- EXERCISE AIM -
Could you write out the records below exactly as they appear?

- INFORMATION SHOWN -
------------------------------------------------------------

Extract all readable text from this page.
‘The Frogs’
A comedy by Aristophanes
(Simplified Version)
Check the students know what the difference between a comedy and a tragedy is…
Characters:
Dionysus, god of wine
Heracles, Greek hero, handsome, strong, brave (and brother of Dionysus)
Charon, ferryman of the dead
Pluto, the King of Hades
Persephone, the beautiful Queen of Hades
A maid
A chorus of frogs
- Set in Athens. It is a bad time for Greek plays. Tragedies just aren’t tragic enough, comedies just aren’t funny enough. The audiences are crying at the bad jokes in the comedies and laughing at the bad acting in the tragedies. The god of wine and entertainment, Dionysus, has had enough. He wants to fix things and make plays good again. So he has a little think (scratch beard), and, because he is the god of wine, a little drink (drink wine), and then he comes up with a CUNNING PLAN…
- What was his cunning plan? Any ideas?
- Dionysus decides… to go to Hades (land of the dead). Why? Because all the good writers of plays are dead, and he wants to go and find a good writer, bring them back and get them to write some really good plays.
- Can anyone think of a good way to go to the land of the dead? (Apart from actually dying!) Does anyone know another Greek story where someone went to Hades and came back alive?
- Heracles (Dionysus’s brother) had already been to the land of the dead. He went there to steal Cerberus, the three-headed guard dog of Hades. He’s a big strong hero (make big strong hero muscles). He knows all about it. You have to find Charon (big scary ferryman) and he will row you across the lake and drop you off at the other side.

------------------------------------------------------------

- RESPONSE -
Extract all readable text from this page.
‘The Frogs’
A comedy by Aristophanes
(Simplified Version)
Check the students know what the difference between a comedy and a tragedy is…
Characters:
Dionysus, god of wine
Heracles, Greek hero, handsome, strong, brave (and brother of Dionysus)
Charon, ferryman of the dead
Pluto, the King of Hades
Persephone, the beautiful Queen of Hades
A maid
A chorus of frogs
- Set in Athens. It is a bad time for Greek plays. Tragedies just aren’t tragic enough, comedies just aren’t funny enough. The audiences are crying at the bad jokes in the comedies and laughing at the bad acting in the tragedies. The god of wine and entertainment, Dionysus, has had enough. He wants to fix things and make plays good again. So he has a little think (scratch beard), and, because he is the god of wine, a little drink (drink wine), and then he comes up with a CUNNING PLAN…
- What was his cunning plan? Any ideas?
- Dionysus decides… to go to Hades (land of the dead). Why? Because all the good writers of plays are dead, and he wants to go and find a good writer, bring them back and get them to write some really good plays.
- Can anyone think of a good way to go to the land of the dead? (Apart from actually dying!) Does anyone know another Greek story where someone went to Hades and came back alive?
- Heracles (Dionysus’s brother) had already been to the land of the dead. He went there to steal Cerberus, the three-headed guard dog of Hades. He’s a big strong hero (make big strong hero muscles). He knows all about it. You have to find Charon (big scary ferryman) and he will row you across the lake and drop you off at the other side.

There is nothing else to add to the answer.